[start]
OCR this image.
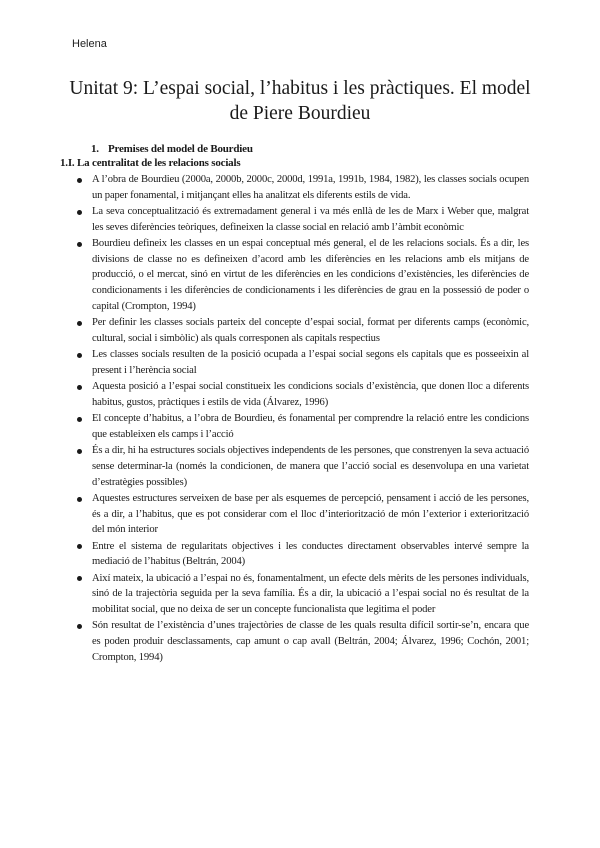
Helena
Unitat 9: L’espai social, l’habitus i les pràctiques. El model de Piere Bourdieu
1. Premises del model de Bourdieu
1.I. La centralitat de les relacions socials
A l’obra de Bourdieu (2000a, 2000b, 2000c, 2000d, 1991a, 1991b, 1984, 1982), les classes socials ocupen un paper fonamental, i mitjançant elles ha analitzat els diferents estils de vida.
La seva conceptualització és extremadament general i va més enllà de les de Marx i Weber que, malgrat les seves diferències teòriques, defineixen la classe social en relació amb l’àmbit econòmic
Bourdieu defineix les classes en un espai conceptual més general, el de les relacions socials. És a dir, les divisions de classe no es defineixen d’acord amb les diferències en les relacions amb els mitjans de producció, o el mercat, sinó en virtut de les diferències en les condicions d’existències, les diferències de condicionaments i les diferències de condicionaments i les diferències de grau en la possessió de poder o capital (Crompton, 1994)
Per definir les classes socials parteix del concepte d’espai social, format per diferents camps (econòmic, cultural, social i simbòlic) als quals corresponen als capitals respectius
Les classes socials resulten de la posició ocupada a l’espai social segons els capitals que es posseeixin al present i l’herència social
Aquesta posició a l’espai social constitueix les condicions socials d’existència, que donen lloc a diferents habitus, gustos, pràctiques i estils de vida (Álvarez, 1996)
El concepte d’habitus, a l’obra de Bourdieu, és fonamental per comprendre la relació entre les condicions que estableixen els camps i l’acció
És a dir, hi ha estructures socials objectives independents de les persones, que constrenyen la seva actuació sense determinar-la (només la condicionen, de manera que l’acció social es desenvolupa en una varietat d’estratègies possibles)
Aquestes estructures serveixen de base per als esquemes de percepció, pensament i acció de les persones, és a dir, a l’habitus, que es pot considerar com el lloc d’interiorització de món l’exterior i exteriorització del món interior
Entre el sistema de regularitats objectives i les conductes directament observables intervé sempre la mediació de l’habitus (Beltrán, 2004)
Així mateix, la ubicació a l’espai no és, fonamentalment, un efecte dels mèrits de les persones individuals, sinó de la trajectòria seguida per la seva família. És a dir, la ubicació a l’espai social no és resultat de la mobilitat social, que no deixa de ser un concepte funcionalista que legitima el poder
Són resultat de l’existència d’unes trajectòries de classe de les quals resulta difícil sortir-se’n, encara que es poden produir desclassaments, cap amunt o cap avall (Beltrán, 2004; Álvarez, 1996; Cochón, 2001; Crompton, 1994)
[end]
**Problem statement:**
Transcribe every line from the records above without alteration, and leave out the images.

**Exercise solution:**
OCR this image.
Helena
Unitat 9: L’espai social, l’habitus i les pràctiques. El model de Piere Bourdieu
1. Premises del model de Bourdieu
1.I. La centralitat de les relacions socials
A l’obra de Bourdieu (2000a, 2000b, 2000c, 2000d, 1991a, 1991b, 1984, 1982), les classes socials ocupen un paper fonamental, i mitjançant elles ha analitzat els diferents estils de vida.
La seva conceptualització és extremadament general i va més enllà de les de Marx i Weber que, malgrat les seves diferències teòriques, defineixen la classe social en relació amb l’àmbit econòmic
Bourdieu defineix les classes en un espai conceptual més general, el de les relacions socials. És a dir, les divisions de classe no es defineixen d’acord amb les diferències en les relacions amb els mitjans de producció, o el mercat, sinó en virtut de les diferències en les condicions d’existències, les diferències de condicionaments i les diferències de condicionaments i les diferències de grau en la possessió de poder o capital (Crompton, 1994)
Per definir les classes socials parteix del concepte d’espai social, format per diferents camps (econòmic, cultural, social i simbòlic) als quals corresponen als capitals respectius
Les classes socials resulten de la posició ocupada a l’espai social segons els capitals que es posseeixin al present i l’herència social
Aquesta posició a l’espai social constitueix les condicions socials d’existència, que donen lloc a diferents habitus, gustos, pràctiques i estils de vida (Álvarez, 1996)
El concepte d’habitus, a l’obra de Bourdieu, és fonamental per comprendre la relació entre les condicions que estableixen els camps i l’acció
És a dir, hi ha estructures socials objectives independents de les persones, que constrenyen la seva actuació sense determinar-la (només la condicionen, de manera que l’acció social es desenvolupa en una varietat d’estratègies possibles)
Aquestes estructures serveixen de base per als esquemes de percepció, pensament i acció de les persones, és a dir, a l’habitus, que es pot considerar com el lloc d’interiorització de món l’exterior i exteriorització del món interior
Entre el sistema de regularitats objectives i les conductes directament observables intervé sempre la mediació de l’habitus (Beltrán, 2004)
Així mateix, la ubicació a l’espai no és, fonamentalment, un efecte dels mèrits de les persones individuals, sinó de la trajectòria seguida per la seva família. És a dir, la ubicació a l’espai social no és resultat de la mobilitat social, que no deixa de ser un concepte funcionalista que legitima el poder
Són resultat de l’existència d’unes trajectòries de classe de les quals resulta difícil sortir-se’n, encara que es poden produir desclassaments, cap amunt o cap avall (Beltrán, 2004; Álvarez, 1996; Cochón, 2001; Crompton, 1994)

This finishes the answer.